--- start Data to process ---

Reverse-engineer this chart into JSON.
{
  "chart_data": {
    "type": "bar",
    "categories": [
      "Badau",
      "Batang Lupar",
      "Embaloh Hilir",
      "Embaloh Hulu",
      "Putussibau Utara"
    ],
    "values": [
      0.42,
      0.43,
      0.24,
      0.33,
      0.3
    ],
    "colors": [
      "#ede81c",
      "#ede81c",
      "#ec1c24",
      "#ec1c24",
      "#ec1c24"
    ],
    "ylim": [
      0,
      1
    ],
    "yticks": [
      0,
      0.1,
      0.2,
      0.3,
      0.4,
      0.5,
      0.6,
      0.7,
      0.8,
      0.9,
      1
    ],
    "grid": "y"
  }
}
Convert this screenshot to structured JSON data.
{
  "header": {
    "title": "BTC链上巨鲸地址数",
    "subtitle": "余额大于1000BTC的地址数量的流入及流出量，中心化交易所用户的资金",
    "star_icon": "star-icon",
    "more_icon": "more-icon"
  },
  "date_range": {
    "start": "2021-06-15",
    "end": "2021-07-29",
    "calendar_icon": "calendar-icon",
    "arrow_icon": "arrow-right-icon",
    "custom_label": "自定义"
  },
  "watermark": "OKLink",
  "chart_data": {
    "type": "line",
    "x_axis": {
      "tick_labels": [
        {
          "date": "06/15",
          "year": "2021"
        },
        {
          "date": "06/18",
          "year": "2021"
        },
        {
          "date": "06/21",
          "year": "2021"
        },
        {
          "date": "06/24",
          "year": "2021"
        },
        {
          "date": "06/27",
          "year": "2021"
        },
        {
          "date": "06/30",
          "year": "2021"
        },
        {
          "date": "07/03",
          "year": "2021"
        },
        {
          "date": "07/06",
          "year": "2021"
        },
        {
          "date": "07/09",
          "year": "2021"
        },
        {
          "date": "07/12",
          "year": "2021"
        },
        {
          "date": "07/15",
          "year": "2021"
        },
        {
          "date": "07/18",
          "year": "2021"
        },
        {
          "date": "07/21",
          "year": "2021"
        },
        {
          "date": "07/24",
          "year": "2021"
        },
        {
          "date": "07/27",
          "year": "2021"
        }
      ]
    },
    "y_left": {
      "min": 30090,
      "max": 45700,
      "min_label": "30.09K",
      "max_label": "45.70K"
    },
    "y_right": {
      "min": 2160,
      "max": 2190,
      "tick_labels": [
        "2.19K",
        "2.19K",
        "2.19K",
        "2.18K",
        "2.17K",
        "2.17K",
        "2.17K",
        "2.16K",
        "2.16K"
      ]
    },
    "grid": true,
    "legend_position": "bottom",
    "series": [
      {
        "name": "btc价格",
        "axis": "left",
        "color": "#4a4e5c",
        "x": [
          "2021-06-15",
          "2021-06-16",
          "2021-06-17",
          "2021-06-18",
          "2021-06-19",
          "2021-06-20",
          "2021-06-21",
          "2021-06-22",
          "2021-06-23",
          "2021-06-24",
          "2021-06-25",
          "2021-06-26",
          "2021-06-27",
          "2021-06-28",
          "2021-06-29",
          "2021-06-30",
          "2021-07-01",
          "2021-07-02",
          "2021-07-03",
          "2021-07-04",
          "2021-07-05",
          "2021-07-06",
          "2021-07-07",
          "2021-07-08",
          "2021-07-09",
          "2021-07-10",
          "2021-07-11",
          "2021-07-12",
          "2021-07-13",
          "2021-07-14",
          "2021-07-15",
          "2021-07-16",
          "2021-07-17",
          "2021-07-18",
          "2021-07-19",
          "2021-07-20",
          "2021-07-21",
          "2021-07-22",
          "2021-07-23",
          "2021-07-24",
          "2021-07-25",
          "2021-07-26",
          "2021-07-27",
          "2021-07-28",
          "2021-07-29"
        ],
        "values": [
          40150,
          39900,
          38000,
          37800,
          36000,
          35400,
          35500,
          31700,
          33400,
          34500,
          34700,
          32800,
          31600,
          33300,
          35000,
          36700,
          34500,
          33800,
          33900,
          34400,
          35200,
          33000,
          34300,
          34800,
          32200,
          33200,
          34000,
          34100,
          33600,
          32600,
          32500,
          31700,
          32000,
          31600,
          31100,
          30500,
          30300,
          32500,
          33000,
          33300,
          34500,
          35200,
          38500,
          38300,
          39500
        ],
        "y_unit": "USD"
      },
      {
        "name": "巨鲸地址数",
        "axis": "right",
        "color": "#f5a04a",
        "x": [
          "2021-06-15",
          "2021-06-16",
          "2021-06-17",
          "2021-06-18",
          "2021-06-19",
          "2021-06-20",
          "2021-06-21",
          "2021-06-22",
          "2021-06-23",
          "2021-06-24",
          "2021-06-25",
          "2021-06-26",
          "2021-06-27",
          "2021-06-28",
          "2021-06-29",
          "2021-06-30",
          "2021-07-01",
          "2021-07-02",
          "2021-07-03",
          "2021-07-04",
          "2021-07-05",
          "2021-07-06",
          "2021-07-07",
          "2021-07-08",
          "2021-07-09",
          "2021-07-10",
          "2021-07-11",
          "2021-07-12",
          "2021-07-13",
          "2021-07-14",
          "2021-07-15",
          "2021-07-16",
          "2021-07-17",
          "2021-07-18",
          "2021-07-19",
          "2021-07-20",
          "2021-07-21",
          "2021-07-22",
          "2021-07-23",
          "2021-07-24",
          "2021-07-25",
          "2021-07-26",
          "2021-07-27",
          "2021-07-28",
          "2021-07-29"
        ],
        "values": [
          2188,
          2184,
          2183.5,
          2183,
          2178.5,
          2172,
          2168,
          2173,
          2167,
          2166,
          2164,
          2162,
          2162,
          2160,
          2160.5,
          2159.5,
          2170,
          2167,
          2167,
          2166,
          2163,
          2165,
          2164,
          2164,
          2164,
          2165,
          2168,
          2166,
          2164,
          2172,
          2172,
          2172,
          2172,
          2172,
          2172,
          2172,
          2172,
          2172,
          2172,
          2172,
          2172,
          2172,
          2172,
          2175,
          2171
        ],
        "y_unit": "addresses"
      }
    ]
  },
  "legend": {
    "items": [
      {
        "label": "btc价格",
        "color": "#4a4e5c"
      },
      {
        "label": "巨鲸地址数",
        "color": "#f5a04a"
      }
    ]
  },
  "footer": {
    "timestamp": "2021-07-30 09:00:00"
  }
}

--- end Data to process ---

Job => Return all of the data precisely as it appears.

Answer for this exercise =>
Reverse-engineer this chart into JSON.
{
  "chart_data": {
    "type": "bar",
    "categories": [
      "Badau",
      "Batang Lupar",
      "Embaloh Hilir",
      "Embaloh Hulu",
      "Putussibau Utara"
    ],
    "values": [
      0.42,
      0.43,
      0.24,
      0.33,
      0.3
    ],
    "colors": [
      "#ede81c",
      "#ede81c",
      "#ec1c24",
      "#ec1c24",
      "#ec1c24"
    ],
    "ylim": [
      0,
      1
    ],
    "yticks": [
      0,
      0.1,
      0.2,
      0.3,
      0.4,
      0.5,
      0.6,
      0.7,
      0.8,
      0.9,
      1
    ],
    "grid": "y"
  }
}
Convert this screenshot to structured JSON data.
{
  "header": {
    "title": "BTC链上巨鲸地址数",
    "subtitle": "余额大于1000BTC的地址数量的流入及流出量，中心化交易所用户的资金",
    "star_icon": "star-icon",
    "more_icon": "more-icon"
  },
  "date_range": {
    "start": "2021-06-15",
    "end": "2021-07-29",
    "calendar_icon": "calendar-icon",
    "arrow_icon": "arrow-right-icon",
    "custom_label": "自定义"
  },
  "watermark": "OKLink",
  "chart_data": {
    "type": "line",
    "x_axis": {
      "tick_labels": [
        {
          "date": "06/15",
          "year": "2021"
        },
        {
          "date": "06/18",
          "year": "2021"
        },
        {
          "date": "06/21",
          "year": "2021"
        },
        {
          "date": "06/24",
          "year": "2021"
        },
        {
          "date": "06/27",
          "year": "2021"
        },
        {
          "date": "06/30",
          "year": "2021"
        },
        {
          "date": "07/03",
          "year": "2021"
        },
        {
          "date": "07/06",
          "year": "2021"
        },
        {
          "date": "07/09",
          "year": "2021"
        },
        {
          "date": "07/12",
          "year": "2021"
        },
        {
          "date": "07/15",
          "year": "2021"
        },
        {
          "date": "07/18",
          "year": "2021"
        },
        {
          "date": "07/21",
          "year": "2021"
        },
        {
          "date": "07/24",
          "year": "2021"
        },
        {
          "date": "07/27",
          "year": "2021"
        }
      ]
    },
    "y_left": {
      "min": 30090,
      "max": 45700,
      "min_label": "30.09K",
      "max_label": "45.70K"
    },
    "y_right": {
      "min": 2160,
      "max": 2190,
      "tick_labels": [
        "2.19K",
        "2.19K",
        "2.19K",
        "2.18K",
        "2.17K",
        "2.17K",
        "2.17K",
        "2.16K",
        "2.16K"
      ]
    },
    "grid": true,
    "legend_position": "bottom",
    "series": [
      {
        "name": "btc价格",
        "axis": "left",
        "color": "#4a4e5c",
        "x": [
          "2021-06-15",
          "2021-06-16",
          "2021-06-17",
          "2021-06-18",
          "2021-06-19",
          "2021-06-20",
          "2021-06-21",
          "2021-06-22",
          "2021-06-23",
          "2021-06-24",
          "2021-06-25",
          "2021-06-26",
          "2021-06-27",
          "2021-06-28",
          "2021-06-29",
          "2021-06-30",
          "2021-07-01",
          "2021-07-02",
          "2021-07-03",
          "2021-07-04",
          "2021-07-05",
          "2021-07-06",
          "2021-07-07",
          "2021-07-08",
          "2021-07-09",
          "2021-07-10",
          "2021-07-11",
          "2021-07-12",
          "2021-07-13",
          "2021-07-14",
          "2021-07-15",
          "2021-07-16",
          "2021-07-17",
          "2021-07-18",
          "2021-07-19",
          "2021-07-20",
          "2021-07-21",
          "2021-07-22",
          "2021-07-23",
          "2021-07-24",
          "2021-07-25",
          "2021-07-26",
          "2021-07-27",
          "2021-07-28",
          "2021-07-29"
        ],
        "values": [
          40150,
          39900,
          38000,
          37800,
          36000,
          35400,
          35500,
          31700,
          33400,
          34500,
          34700,
          32800,
          31600,
          33300,
          35000,
          36700,
          34500,
          33800,
          33900,
          34400,
          35200,
          33000,
          34300,
          34800,
          32200,
          33200,
          34000,
          34100,
          33600,
          32600,
          32500,
          31700,
          32000,
          31600,
          31100,
          30500,
          30300,
          32500,
          33000,
          33300,
          34500,
          35200,
          38500,
          38300,
          39500
        ],
        "y_unit": "USD"
      },
      {
        "name": "巨鲸地址数",
        "axis": "right",
        "color": "#f5a04a",
        "x": [
          "2021-06-15",
          "2021-06-16",
          "2021-06-17",
          "2021-06-18",
          "2021-06-19",
          "2021-06-20",
          "2021-06-21",
          "2021-06-22",
          "2021-06-23",
          "2021-06-24",
          "2021-06-25",
          "2021-06-26",
          "2021-06-27",
          "2021-06-28",
          "2021-06-29",
          "2021-06-30",
          "2021-07-01",
          "2021-07-02",
          "2021-07-03",
          "2021-07-04",
          "2021-07-05",
          "2021-07-06",
          "2021-07-07",
          "2021-07-08",
          "2021-07-09",
          "2021-07-10",
          "2021-07-11",
          "2021-07-12",
          "2021-07-13",
          "2021-07-14",
          "2021-07-15",
          "2021-07-16",
          "2021-07-17",
          "2021-07-18",
          "2021-07-19",
          "2021-07-20",
          "2021-07-21",
          "2021-07-22",
          "2021-07-23",
          "2021-07-24",
          "2021-07-25",
          "2021-07-26",
          "2021-07-27",
          "2021-07-28",
          "2021-07-29"
        ],
        "values": [
          2188,
          2184,
          2183.5,
          2183,
          2178.5,
          2172,
          2168,
          2173,
          2167,
          2166,
          2164,
          2162,
          2162,
          2160,
          2160.5,
          2159.5,
          2170,
          2167,
          2167,
          2166,
          2163,
          2165,
          2164,
          2164,
          2164,
          2165,
          2168,
          2166,
          2164,
          2172,
          2172,
          2172,
          2172,
          2172,
          2172,
          2172,
          2172,
          2172,
          2172,
          2172,
          2172,
          2172,
          2172,
          2175,
          2171
        ],
        "y_unit": "addresses"
      }
    ]
  },
  "legend": {
    "items": [
      {
        "label": "btc价格",
        "color": "#4a4e5c"
      },
      {
        "label": "巨鲸地址数",
        "color": "#f5a04a"
      }
    ]
  },
  "footer": {
    "timestamp": "2021-07-30 09:00:00"
  }
}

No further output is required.